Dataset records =
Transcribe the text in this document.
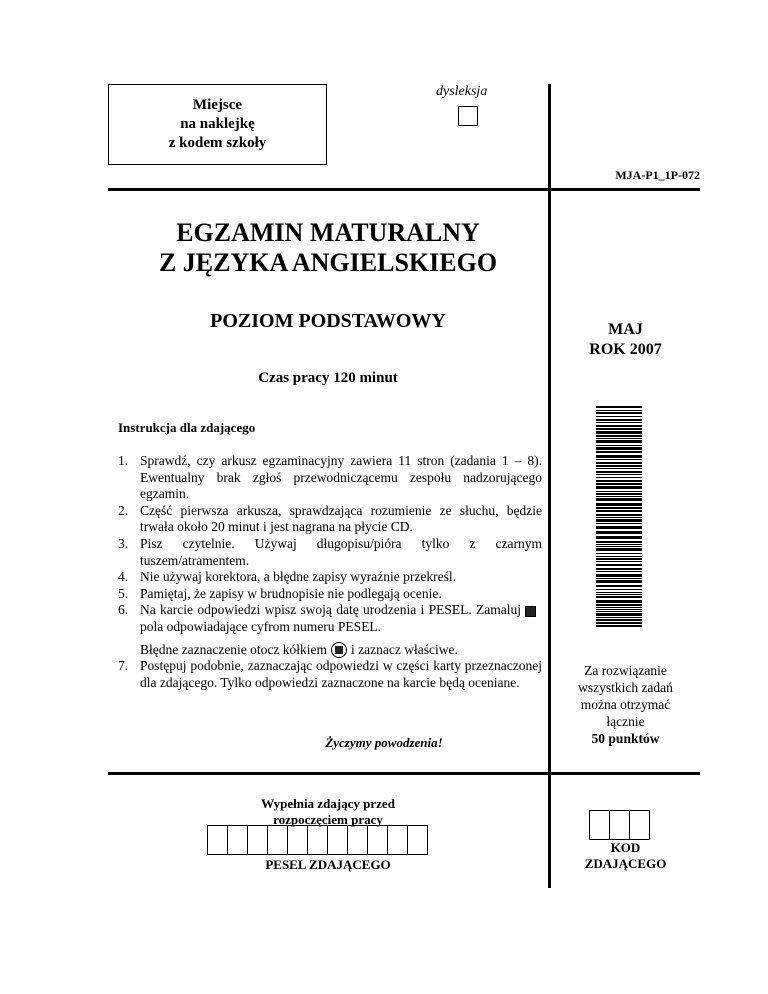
Miejsce
na naklejkę
z kodem szkoły
dysleksja
MJA-P1_1P-072
EGZAMIN MATURALNY
Z JĘZYKA ANGIELSKIEGO
POZIOM PODSTAWOWY	MAJ
ROK 2007
Czas pracy 120 minut
Instrukcja dla zdającego
1. Sprawdź, czy arkusz egzaminacyjny zawiera 11 stron (zadania 1 – 8). Ewentualny brak zgłoś przewodniczącemu zespołu nadzorującego egzamin.
2. Część pierwsza arkusza, sprawdzająca rozumienie ze słuchu, będzie trwała około 20 minut i jest nagrana na płycie CD.
3. Pisz czytelnie. Używaj długopisu/pióra tylko z czarnym tuszem/atramentem.
4. Nie używaj korektora, a błędne zapisy wyraźnie przekreśl.
5. Pamiętaj, że zapisy w brudnopisie nie podlegają ocenie.
6. Na karcie odpowiedzi wpisz swoją datę urodzenia i PESEL. Zamalujpola odpowiadające cyfrom numeru PESEL.
Błędne zaznaczenie otocz kółkiem i zaznacz właściwe.
7. Postępuj podobnie, zaznaczając odpowiedzi w części karty przeznaczonej dla zdającego. Tylko odpowiedzi zaznaczone na karcie będą oceniane.
Życzymy powodzenia!
Za rozwiązanie
wszystkich zadań
można otrzymać
łącznie
50 punktów
Wypełnia zdający przed
rozpoczęciem pracy
PESEL ZDAJĄCEGO
KOD
ZDAJĄCEGO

Do this = Extract all lines from the material above that include the word "minut".

Task solution =
Czas pracy 120 minut
2. Część pierwsza arkusza, sprawdzająca rozumienie ze słuchu, będzie trwała około 20 minut i jest nagrana na płycie CD.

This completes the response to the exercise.